--- begin DATA LINES ---
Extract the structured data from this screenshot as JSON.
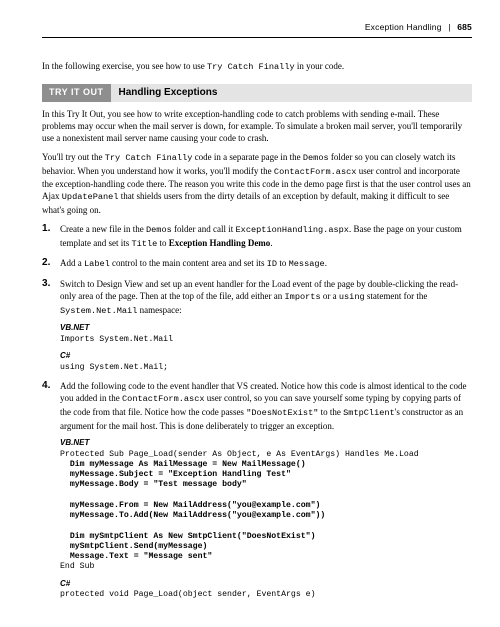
{
  "header": {
    "section": "Exception Handling",
    "separator": "|",
    "page": "685"
  },
  "intro": "In the following exercise, you see how to use Try Catch Finally in your code.",
  "tryitout": {
    "tag": "TRY IT OUT",
    "title": "Handling Exceptions"
  },
  "p1": "In this Try It Out, you see how to write exception-handling code to catch problems with sending e-mail. These problems may occur when the mail server is down, for example. To simulate a broken mail server, you'll temporarily use a nonexistent mail server name causing your code to crash.",
  "p2": "You'll try out the Try Catch Finally code in a separate page in the Demos folder so you can closely watch its behavior. When you understand how it works, you'll modify the ContactForm.ascx user control and incorporate the exception-handling code there. The reason you write this code in the demo page first is that the user control uses an Ajax UpdatePanel that shields users from the dirty details of an exception by default, making it difficult to see what's going on.",
  "steps": {
    "s1": "Create a new file in the Demos folder and call it ExceptionHandling.aspx. Base the page on your custom template and set its Title to Exception Handling Demo.",
    "s2": "Add a Label control to the main content area and set its ID to Message.",
    "s3": "Switch to Design View and set up an event handler for the Load event of the page by double-clicking the read-only area of the page. Then at the top of the file, add either an Imports or a using statement for the System.Net.Mail namespace:",
    "s3_vb_label": "VB.NET",
    "s3_vb_code": "Imports System.Net.Mail",
    "s3_cs_label": "C#",
    "s3_cs_code": "using System.Net.Mail;",
    "s4": "Add the following code to the event handler that VS created. Notice how this code is almost identical to the code you added in the ContactForm.ascx user control, so you can save yourself some typing by copying parts of the code from that file. Notice how the code passes \"DoesNotExist\" to the SmtpClient's constructor as an argument for the mail host. This is done deliberately to trigger an exception.",
    "s4_vb_label": "VB.NET",
    "s4_vb_code": "Protected Sub Page_Load(sender As Object, e As EventArgs) Handles Me.Load\n  Dim myMessage As MailMessage = New MailMessage()\n  myMessage.Subject = \"Exception Handling Test\"\n  myMessage.Body = \"Test message body\"\n\n  myMessage.From = New MailAddress(\"you@example.com\")\n  myMessage.To.Add(New MailAddress(\"you@example.com\"))\n\n  Dim mySmtpClient As New SmtpClient(\"DoesNotExist\")\n  mySmtpClient.Send(myMessage)\n  Message.Text = \"Message sent\"\nEnd Sub",
    "s4_cs_label": "C#",
    "s4_cs_code": "protected void Page_Load(object sender, EventArgs e)"
  }
}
--- end DATA LINES ---
DIRECTION — Search the listing above for the string "Imports". Copy every line that contains it.

REPLY —
    "s3": "Switch to Design View and set up an event handler for the Load event of the page by double-clicking the read-only area of the page. Then at the top of the file, add either an Imports or a using statement for the System.Net.Mail namespace:",
    "s3_vb_code": "Imports System.Net.Mail",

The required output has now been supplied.